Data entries
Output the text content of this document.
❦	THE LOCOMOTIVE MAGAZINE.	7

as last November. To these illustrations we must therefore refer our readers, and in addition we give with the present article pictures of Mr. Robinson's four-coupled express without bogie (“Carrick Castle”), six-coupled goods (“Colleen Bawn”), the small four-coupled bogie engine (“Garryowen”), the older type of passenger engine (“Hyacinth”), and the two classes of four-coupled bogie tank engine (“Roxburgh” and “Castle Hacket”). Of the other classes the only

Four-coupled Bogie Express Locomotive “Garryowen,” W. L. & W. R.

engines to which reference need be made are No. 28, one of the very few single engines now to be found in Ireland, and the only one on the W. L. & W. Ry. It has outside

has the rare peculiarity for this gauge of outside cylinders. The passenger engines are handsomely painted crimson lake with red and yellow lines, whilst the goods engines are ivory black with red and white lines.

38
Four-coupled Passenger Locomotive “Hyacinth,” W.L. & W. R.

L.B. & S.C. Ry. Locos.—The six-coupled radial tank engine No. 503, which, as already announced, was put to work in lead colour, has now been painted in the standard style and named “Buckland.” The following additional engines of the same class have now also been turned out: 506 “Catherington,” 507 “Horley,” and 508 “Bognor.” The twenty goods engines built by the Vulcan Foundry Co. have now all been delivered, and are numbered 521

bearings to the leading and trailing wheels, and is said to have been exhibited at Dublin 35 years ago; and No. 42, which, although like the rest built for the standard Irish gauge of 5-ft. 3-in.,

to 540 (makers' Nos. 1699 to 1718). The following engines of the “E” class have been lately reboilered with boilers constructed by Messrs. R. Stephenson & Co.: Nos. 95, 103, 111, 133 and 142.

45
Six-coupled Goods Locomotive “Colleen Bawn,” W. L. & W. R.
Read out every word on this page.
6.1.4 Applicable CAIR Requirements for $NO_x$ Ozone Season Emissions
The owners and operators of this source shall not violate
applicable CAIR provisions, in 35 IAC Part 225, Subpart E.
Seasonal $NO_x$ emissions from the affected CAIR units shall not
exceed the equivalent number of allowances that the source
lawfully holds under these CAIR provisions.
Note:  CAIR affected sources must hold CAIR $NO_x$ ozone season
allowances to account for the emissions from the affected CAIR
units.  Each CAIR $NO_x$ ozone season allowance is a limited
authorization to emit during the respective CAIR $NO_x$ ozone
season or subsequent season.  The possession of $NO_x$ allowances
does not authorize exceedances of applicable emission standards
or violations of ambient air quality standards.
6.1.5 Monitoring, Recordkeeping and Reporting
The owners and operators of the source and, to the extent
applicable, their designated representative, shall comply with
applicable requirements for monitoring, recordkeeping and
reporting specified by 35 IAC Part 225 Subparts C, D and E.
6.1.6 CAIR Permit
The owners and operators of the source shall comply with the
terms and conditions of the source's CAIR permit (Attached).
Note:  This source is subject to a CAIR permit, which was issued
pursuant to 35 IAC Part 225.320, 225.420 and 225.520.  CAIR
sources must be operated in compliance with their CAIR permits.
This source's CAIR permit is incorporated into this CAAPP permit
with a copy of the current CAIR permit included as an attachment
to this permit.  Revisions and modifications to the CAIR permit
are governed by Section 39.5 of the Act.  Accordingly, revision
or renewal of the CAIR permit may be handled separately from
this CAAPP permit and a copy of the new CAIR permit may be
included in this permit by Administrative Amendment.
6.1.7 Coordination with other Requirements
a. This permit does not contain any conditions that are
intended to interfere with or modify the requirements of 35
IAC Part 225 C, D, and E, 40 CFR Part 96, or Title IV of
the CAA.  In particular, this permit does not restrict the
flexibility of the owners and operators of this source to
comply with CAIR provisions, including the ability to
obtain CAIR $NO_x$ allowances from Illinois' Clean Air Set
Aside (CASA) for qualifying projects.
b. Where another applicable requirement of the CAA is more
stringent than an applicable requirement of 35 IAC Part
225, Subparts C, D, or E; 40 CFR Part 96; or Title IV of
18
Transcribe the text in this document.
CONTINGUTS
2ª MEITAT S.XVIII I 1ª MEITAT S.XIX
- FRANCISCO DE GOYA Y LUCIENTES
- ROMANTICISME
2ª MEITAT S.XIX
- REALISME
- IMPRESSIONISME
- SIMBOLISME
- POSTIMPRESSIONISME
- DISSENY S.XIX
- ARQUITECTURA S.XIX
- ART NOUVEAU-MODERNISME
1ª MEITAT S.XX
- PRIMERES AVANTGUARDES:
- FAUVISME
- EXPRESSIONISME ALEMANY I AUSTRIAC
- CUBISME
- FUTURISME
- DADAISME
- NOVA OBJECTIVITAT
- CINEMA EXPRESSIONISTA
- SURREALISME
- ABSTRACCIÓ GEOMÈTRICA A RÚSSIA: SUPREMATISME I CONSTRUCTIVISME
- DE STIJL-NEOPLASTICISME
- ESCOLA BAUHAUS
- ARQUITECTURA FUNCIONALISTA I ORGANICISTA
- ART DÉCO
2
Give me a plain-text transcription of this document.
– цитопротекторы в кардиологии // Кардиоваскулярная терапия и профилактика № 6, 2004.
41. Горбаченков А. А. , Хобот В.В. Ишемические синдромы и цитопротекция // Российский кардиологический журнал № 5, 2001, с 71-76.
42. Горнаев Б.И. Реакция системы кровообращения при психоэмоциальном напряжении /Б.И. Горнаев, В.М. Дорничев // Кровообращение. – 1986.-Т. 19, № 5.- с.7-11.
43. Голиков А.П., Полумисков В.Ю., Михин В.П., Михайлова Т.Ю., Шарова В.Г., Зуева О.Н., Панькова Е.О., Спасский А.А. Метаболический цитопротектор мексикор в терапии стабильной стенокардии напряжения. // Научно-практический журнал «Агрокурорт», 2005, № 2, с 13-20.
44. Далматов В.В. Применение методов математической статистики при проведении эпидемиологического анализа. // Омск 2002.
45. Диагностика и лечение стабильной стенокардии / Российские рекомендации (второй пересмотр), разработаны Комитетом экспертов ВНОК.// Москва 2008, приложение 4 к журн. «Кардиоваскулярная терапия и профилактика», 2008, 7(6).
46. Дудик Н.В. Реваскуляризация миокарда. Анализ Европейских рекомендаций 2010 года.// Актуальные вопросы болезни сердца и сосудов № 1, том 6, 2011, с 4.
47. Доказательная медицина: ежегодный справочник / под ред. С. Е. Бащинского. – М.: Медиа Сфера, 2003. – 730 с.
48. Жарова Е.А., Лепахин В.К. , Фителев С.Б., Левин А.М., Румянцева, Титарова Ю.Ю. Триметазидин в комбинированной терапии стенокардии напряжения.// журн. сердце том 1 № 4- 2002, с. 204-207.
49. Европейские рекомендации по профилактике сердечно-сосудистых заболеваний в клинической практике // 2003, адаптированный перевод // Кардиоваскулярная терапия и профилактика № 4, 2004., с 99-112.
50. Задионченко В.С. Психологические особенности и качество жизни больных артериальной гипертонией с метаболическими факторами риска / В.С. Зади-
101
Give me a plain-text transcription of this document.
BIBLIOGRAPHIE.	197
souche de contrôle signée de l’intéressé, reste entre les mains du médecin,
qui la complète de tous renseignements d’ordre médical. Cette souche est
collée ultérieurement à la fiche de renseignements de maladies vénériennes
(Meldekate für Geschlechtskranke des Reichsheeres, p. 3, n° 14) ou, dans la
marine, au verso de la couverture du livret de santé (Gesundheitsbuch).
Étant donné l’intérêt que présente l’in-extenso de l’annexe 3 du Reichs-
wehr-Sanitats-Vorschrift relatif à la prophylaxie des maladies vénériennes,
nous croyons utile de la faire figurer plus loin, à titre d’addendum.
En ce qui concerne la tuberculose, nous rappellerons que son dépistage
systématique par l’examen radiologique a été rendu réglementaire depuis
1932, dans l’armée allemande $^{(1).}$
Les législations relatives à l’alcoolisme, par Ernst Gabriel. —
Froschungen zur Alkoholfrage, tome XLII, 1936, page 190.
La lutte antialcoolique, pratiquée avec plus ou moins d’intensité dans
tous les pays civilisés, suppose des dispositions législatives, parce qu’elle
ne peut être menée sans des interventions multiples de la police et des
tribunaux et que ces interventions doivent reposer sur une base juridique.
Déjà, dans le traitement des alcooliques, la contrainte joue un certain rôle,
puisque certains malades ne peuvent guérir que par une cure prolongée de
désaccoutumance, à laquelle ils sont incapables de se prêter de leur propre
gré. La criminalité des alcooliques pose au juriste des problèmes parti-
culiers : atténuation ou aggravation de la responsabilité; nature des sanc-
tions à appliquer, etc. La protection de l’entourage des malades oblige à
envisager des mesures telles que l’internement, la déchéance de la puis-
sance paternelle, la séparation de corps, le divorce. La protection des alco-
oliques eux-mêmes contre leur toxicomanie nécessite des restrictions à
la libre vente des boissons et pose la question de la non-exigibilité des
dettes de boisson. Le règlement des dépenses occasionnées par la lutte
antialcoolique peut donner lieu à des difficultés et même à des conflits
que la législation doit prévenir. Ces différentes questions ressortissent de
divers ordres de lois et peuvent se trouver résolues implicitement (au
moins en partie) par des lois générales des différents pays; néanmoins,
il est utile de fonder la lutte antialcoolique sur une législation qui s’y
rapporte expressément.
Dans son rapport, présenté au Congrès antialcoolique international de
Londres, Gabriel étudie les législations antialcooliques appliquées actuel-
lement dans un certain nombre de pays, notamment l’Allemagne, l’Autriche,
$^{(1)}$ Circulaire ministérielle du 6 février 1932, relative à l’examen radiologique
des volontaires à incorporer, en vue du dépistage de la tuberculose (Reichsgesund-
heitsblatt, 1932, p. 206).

_Work to do_
Answer with one number: how many lines of the entries above include the word "conditions".

_Exercise response_
2